- [Data entries]:
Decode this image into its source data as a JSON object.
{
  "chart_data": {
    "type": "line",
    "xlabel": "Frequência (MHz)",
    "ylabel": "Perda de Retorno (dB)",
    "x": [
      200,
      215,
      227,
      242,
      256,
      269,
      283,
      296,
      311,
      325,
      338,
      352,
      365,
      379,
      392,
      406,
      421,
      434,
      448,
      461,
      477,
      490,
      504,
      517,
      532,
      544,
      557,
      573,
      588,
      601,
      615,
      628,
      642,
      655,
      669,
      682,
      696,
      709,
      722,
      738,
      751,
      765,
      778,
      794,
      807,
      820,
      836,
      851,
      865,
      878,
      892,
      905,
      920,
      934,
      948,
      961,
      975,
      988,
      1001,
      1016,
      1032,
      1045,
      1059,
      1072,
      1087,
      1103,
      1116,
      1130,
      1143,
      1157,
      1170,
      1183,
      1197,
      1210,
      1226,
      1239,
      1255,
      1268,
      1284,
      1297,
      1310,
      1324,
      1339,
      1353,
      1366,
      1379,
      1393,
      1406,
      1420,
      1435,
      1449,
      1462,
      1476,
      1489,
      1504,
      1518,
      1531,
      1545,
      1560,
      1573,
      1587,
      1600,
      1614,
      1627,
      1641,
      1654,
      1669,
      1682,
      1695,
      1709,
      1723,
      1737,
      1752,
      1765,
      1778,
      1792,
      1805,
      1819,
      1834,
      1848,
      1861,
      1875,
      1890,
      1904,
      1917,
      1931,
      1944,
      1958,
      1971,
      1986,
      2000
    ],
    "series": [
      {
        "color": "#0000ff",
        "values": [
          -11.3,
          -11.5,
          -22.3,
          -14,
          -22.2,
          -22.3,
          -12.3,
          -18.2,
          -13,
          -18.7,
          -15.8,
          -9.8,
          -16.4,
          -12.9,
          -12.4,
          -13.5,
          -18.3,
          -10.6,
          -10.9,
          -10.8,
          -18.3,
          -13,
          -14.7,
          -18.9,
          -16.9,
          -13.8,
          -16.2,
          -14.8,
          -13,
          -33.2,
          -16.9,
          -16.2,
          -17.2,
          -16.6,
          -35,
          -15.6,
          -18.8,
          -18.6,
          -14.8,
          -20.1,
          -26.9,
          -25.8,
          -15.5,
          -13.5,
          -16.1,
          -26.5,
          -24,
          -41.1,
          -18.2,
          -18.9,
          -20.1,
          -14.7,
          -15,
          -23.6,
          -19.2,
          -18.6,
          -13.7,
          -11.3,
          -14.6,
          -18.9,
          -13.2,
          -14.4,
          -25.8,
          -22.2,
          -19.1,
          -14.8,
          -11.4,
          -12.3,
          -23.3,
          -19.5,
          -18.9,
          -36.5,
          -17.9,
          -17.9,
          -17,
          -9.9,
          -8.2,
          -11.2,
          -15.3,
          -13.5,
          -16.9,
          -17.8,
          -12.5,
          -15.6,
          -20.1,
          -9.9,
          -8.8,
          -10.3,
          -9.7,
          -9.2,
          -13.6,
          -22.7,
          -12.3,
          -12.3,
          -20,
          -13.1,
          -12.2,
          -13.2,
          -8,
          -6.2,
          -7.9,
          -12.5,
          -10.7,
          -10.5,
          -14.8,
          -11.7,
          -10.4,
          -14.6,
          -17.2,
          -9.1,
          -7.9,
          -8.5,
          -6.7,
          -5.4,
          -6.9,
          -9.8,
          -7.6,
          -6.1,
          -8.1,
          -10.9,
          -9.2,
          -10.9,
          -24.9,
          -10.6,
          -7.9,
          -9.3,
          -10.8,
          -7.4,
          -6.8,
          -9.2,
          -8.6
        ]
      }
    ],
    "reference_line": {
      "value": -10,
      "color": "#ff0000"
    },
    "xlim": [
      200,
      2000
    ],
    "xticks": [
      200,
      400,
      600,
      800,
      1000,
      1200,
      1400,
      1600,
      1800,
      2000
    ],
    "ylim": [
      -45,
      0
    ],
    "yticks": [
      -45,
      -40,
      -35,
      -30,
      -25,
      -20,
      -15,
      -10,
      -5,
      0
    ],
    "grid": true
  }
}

- [Work required]: Retype every record above exactly as written.

- [Solution to the problem]:
Decode this image into its source data as a JSON object.
{
  "chart_data": {
    "type": "line",
    "xlabel": "Frequência (MHz)",
    "ylabel": "Perda de Retorno (dB)",
    "x": [
      200,
      215,
      227,
      242,
      256,
      269,
      283,
      296,
      311,
      325,
      338,
      352,
      365,
      379,
      392,
      406,
      421,
      434,
      448,
      461,
      477,
      490,
      504,
      517,
      532,
      544,
      557,
      573,
      588,
      601,
      615,
      628,
      642,
      655,
      669,
      682,
      696,
      709,
      722,
      738,
      751,
      765,
      778,
      794,
      807,
      820,
      836,
      851,
      865,
      878,
      892,
      905,
      920,
      934,
      948,
      961,
      975,
      988,
      1001,
      1016,
      1032,
      1045,
      1059,
      1072,
      1087,
      1103,
      1116,
      1130,
      1143,
      1157,
      1170,
      1183,
      1197,
      1210,
      1226,
      1239,
      1255,
      1268,
      1284,
      1297,
      1310,
      1324,
      1339,
      1353,
      1366,
      1379,
      1393,
      1406,
      1420,
      1435,
      1449,
      1462,
      1476,
      1489,
      1504,
      1518,
      1531,
      1545,
      1560,
      1573,
      1587,
      1600,
      1614,
      1627,
      1641,
      1654,
      1669,
      1682,
      1695,
      1709,
      1723,
      1737,
      1752,
      1765,
      1778,
      1792,
      1805,
      1819,
      1834,
      1848,
      1861,
      1875,
      1890,
      1904,
      1917,
      1931,
      1944,
      1958,
      1971,
      1986,
      2000
    ],
    "series": [
      {
        "color": "#0000ff",
        "values": [
          -11.3,
          -11.5,
          -22.3,
          -14,
          -22.2,
          -22.3,
          -12.3,
          -18.2,
          -13,
          -18.7,
          -15.8,
          -9.8,
          -16.4,
          -12.9,
          -12.4,
          -13.5,
          -18.3,
          -10.6,
          -10.9,
          -10.8,
          -18.3,
          -13,
          -14.7,
          -18.9,
          -16.9,
          -13.8,
          -16.2,
          -14.8,
          -13,
          -33.2,
          -16.9,
          -16.2,
          -17.2,
          -16.6,
          -35,
          -15.6,
          -18.8,
          -18.6,
          -14.8,
          -20.1,
          -26.9,
          -25.8,
          -15.5,
          -13.5,
          -16.1,
          -26.5,
          -24,
          -41.1,
          -18.2,
          -18.9,
          -20.1,
          -14.7,
          -15,
          -23.6,
          -19.2,
          -18.6,
          -13.7,
          -11.3,
          -14.6,
          -18.9,
          -13.2,
          -14.4,
          -25.8,
          -22.2,
          -19.1,
          -14.8,
          -11.4,
          -12.3,
          -23.3,
          -19.5,
          -18.9,
          -36.5,
          -17.9,
          -17.9,
          -17,
          -9.9,
          -8.2,
          -11.2,
          -15.3,
          -13.5,
          -16.9,
          -17.8,
          -12.5,
          -15.6,
          -20.1,
          -9.9,
          -8.8,
          -10.3,
          -9.7,
          -9.2,
          -13.6,
          -22.7,
          -12.3,
          -12.3,
          -20,
          -13.1,
          -12.2,
          -13.2,
          -8,
          -6.2,
          -7.9,
          -12.5,
          -10.7,
          -10.5,
          -14.8,
          -11.7,
          -10.4,
          -14.6,
          -17.2,
          -9.1,
          -7.9,
          -8.5,
          -6.7,
          -5.4,
          -6.9,
          -9.8,
          -7.6,
          -6.1,
          -8.1,
          -10.9,
          -9.2,
          -10.9,
          -24.9,
          -10.6,
          -7.9,
          -9.3,
          -10.8,
          -7.4,
          -6.8,
          -9.2,
          -8.6
        ]
      }
    ],
    "reference_line": {
      "value": -10,
      "color": "#ff0000"
    },
    "xlim": [
      200,
      2000
    ],
    "xticks": [
      200,
      400,
      600,
      800,
      1000,
      1200,
      1400,
      1600,
      1800,
      2000
    ],
    "ylim": [
      -45,
      0
    ],
    "yticks": [
      -45,
      -40,
      -35,
      -30,
      -25,
      -20,
      -15,
      -10,
      -5,
      0
    ],
    "grid": true
  }
}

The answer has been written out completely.